PROBLEM STATEMENT
Could you give the data below again, exactly and completely?
## start INPUT MATERIAL
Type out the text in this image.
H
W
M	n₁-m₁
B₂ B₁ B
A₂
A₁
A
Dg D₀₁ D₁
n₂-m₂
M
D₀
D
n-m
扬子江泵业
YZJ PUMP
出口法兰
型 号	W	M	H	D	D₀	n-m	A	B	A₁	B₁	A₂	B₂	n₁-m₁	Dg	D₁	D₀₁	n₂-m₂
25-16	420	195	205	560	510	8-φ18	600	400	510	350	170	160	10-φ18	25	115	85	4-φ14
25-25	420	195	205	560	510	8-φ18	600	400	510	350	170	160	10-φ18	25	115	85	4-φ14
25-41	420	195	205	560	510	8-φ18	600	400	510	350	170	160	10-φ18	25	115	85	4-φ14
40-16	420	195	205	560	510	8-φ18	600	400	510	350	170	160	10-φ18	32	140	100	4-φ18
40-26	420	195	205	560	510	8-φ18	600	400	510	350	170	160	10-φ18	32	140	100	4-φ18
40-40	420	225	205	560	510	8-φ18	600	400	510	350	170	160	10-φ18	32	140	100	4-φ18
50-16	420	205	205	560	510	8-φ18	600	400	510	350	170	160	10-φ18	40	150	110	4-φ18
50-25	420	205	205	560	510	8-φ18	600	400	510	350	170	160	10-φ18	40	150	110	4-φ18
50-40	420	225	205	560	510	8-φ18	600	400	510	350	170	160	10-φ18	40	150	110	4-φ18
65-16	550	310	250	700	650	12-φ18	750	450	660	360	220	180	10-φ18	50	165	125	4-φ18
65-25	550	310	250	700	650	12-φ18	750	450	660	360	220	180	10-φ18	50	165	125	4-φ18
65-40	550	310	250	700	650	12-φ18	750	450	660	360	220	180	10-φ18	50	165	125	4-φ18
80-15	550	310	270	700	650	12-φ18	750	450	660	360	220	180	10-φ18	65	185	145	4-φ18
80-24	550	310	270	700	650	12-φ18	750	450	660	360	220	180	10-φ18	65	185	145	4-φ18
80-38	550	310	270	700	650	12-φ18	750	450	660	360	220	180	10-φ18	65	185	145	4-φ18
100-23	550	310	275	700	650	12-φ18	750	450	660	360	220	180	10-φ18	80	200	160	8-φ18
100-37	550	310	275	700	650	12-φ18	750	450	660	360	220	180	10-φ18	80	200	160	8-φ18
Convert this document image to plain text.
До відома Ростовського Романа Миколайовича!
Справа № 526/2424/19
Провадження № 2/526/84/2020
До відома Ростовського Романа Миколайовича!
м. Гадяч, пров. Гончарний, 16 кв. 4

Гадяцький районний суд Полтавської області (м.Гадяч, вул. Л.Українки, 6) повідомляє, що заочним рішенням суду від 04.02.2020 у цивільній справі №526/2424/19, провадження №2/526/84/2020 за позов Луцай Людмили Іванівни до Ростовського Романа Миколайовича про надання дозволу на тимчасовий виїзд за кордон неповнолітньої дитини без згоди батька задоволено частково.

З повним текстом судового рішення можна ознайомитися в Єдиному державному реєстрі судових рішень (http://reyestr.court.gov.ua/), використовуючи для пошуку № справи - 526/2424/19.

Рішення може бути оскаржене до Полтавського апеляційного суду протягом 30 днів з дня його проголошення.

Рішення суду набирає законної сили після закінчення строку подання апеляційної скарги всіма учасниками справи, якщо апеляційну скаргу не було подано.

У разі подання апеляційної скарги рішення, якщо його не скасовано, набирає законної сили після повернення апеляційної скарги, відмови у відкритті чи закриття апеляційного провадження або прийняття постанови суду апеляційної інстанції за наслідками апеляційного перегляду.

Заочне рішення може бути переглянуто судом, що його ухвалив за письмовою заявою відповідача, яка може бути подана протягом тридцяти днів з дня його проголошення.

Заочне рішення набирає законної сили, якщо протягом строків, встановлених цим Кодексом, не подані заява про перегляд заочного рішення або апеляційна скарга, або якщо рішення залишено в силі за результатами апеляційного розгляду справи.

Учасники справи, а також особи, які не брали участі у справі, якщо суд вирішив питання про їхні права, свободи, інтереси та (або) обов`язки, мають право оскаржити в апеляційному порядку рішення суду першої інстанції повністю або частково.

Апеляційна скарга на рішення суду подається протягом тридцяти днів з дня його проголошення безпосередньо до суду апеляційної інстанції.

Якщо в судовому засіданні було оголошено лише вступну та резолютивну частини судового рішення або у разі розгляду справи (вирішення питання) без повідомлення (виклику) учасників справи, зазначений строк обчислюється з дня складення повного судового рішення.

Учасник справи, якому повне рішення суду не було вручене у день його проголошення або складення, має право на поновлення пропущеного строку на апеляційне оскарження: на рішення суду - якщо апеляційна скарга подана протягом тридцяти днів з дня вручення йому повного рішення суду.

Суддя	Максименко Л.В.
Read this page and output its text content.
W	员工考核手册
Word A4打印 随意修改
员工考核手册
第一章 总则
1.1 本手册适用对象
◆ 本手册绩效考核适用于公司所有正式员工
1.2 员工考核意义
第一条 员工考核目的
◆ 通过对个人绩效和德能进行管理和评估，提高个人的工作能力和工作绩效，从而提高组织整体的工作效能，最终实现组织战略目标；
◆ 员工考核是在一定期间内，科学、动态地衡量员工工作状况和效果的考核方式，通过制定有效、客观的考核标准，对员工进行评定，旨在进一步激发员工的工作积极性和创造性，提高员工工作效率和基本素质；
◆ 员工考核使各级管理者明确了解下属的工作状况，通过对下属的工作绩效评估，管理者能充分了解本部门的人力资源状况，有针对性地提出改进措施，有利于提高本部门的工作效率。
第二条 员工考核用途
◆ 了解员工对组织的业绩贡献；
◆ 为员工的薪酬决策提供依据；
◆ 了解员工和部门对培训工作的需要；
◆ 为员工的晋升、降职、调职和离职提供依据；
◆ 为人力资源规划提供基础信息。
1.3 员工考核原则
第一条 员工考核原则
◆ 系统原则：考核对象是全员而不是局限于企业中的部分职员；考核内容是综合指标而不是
## end INPUT MATERIAL
WRITTEN RESPONSE
Type out the text in this image.
H
W
M	n₁-m₁
B₂ B₁ B
A₂
A₁
A
Dg D₀₁ D₁
n₂-m₂
M
D₀
D
n-m
扬子江泵业
YZJ PUMP
出口法兰
型 号	W	M	H	D	D₀	n-m	A	B	A₁	B₁	A₂	B₂	n₁-m₁	Dg	D₁	D₀₁	n₂-m₂
25-16	420	195	205	560	510	8-φ18	600	400	510	350	170	160	10-φ18	25	115	85	4-φ14
25-25	420	195	205	560	510	8-φ18	600	400	510	350	170	160	10-φ18	25	115	85	4-φ14
25-41	420	195	205	560	510	8-φ18	600	400	510	350	170	160	10-φ18	25	115	85	4-φ14
40-16	420	195	205	560	510	8-φ18	600	400	510	350	170	160	10-φ18	32	140	100	4-φ18
40-26	420	195	205	560	510	8-φ18	600	400	510	350	170	160	10-φ18	32	140	100	4-φ18
40-40	420	225	205	560	510	8-φ18	600	400	510	350	170	160	10-φ18	32	140	100	4-φ18
50-16	420	205	205	560	510	8-φ18	600	400	510	350	170	160	10-φ18	40	150	110	4-φ18
50-25	420	205	205	560	510	8-φ18	600	400	510	350	170	160	10-φ18	40	150	110	4-φ18
50-40	420	225	205	560	510	8-φ18	600	400	510	350	170	160	10-φ18	40	150	110	4-φ18
65-16	550	310	250	700	650	12-φ18	750	450	660	360	220	180	10-φ18	50	165	125	4-φ18
65-25	550	310	250	700	650	12-φ18	750	450	660	360	220	180	10-φ18	50	165	125	4-φ18
65-40	550	310	250	700	650	12-φ18	750	450	660	360	220	180	10-φ18	50	165	125	4-φ18
80-15	550	310	270	700	650	12-φ18	750	450	660	360	220	180	10-φ18	65	185	145	4-φ18
80-24	550	310	270	700	650	12-φ18	750	450	660	360	220	180	10-φ18	65	185	145	4-φ18
80-38	550	310	270	700	650	12-φ18	750	450	660	360	220	180	10-φ18	65	185	145	4-φ18
100-23	550	310	275	700	650	12-φ18	750	450	660	360	220	180	10-φ18	80	200	160	8-φ18
100-37	550	310	275	700	650	12-φ18	750	450	660	360	220	180	10-φ18	80	200	160	8-φ18
Convert this document image to plain text.
До відома Ростовського Романа Миколайовича!
Справа № 526/2424/19
Провадження № 2/526/84/2020
До відома Ростовського Романа Миколайовича!
м. Гадяч, пров. Гончарний, 16 кв. 4

Гадяцький районний суд Полтавської області (м.Гадяч, вул. Л.Українки, 6) повідомляє, що заочним рішенням суду від 04.02.2020 у цивільній справі №526/2424/19, провадження №2/526/84/2020 за позов Луцай Людмили Іванівни до Ростовського Романа Миколайовича про надання дозволу на тимчасовий виїзд за кордон неповнолітньої дитини без згоди батька задоволено частково.

З повним текстом судового рішення можна ознайомитися в Єдиному державному реєстрі судових рішень (http://reyestr.court.gov.ua/), використовуючи для пошуку № справи - 526/2424/19.

Рішення може бути оскаржене до Полтавського апеляційного суду протягом 30 днів з дня його проголошення.

Рішення суду набирає законної сили після закінчення строку подання апеляційної скарги всіма учасниками справи, якщо апеляційну скаргу не було подано.

У разі подання апеляційної скарги рішення, якщо його не скасовано, набирає законної сили після повернення апеляційної скарги, відмови у відкритті чи закриття апеляційного провадження або прийняття постанови суду апеляційної інстанції за наслідками апеляційного перегляду.

Заочне рішення може бути переглянуто судом, що його ухвалив за письмовою заявою відповідача, яка може бути подана протягом тридцяти днів з дня його проголошення.

Заочне рішення набирає законної сили, якщо протягом строків, встановлених цим Кодексом, не подані заява про перегляд заочного рішення або апеляційна скарга, або якщо рішення залишено в силі за результатами апеляційного розгляду справи.

Учасники справи, а також особи, які не брали участі у справі, якщо суд вирішив питання про їхні права, свободи, інтереси та (або) обов`язки, мають право оскаржити в апеляційному порядку рішення суду першої інстанції повністю або частково.

Апеляційна скарга на рішення суду подається протягом тридцяти днів з дня його проголошення безпосередньо до суду апеляційної інстанції.

Якщо в судовому засіданні було оголошено лише вступну та резолютивну частини судового рішення або у разі розгляду справи (вирішення питання) без повідомлення (виклику) учасників справи, зазначений строк обчислюється з дня складення повного судового рішення.

Учасник справи, якому повне рішення суду не було вручене у день його проголошення або складення, має право на поновлення пропущеного строку на апеляційне оскарження: на рішення суду - якщо апеляційна скарга подана протягом тридцяти днів з дня вручення йому повного рішення суду.

Суддя	Максименко Л.В.
Read this page and output its text content.
W	员工考核手册
Word A4打印 随意修改
员工考核手册
第一章 总则
1.1 本手册适用对象
◆ 本手册绩效考核适用于公司所有正式员工
1.2 员工考核意义
第一条 员工考核目的
◆ 通过对个人绩效和德能进行管理和评估，提高个人的工作能力和工作绩效，从而提高组织整体的工作效能，最终实现组织战略目标；
◆ 员工考核是在一定期间内，科学、动态地衡量员工工作状况和效果的考核方式，通过制定有效、客观的考核标准，对员工进行评定，旨在进一步激发员工的工作积极性和创造性，提高员工工作效率和基本素质；
◆ 员工考核使各级管理者明确了解下属的工作状况，通过对下属的工作绩效评估，管理者能充分了解本部门的人力资源状况，有针对性地提出改进措施，有利于提高本部门的工作效率。
第二条 员工考核用途
◆ 了解员工对组织的业绩贡献；
◆ 为员工的薪酬决策提供依据；
◆ 了解员工和部门对培训工作的需要；
◆ 为员工的晋升、降职、调职和离职提供依据；
◆ 为人力资源规划提供基础信息。
1.3 员工考核原则
第一条 员工考核原则
◆ 系统原则：考核对象是全员而不是局限于企业中的部分职员；考核内容是综合指标而不是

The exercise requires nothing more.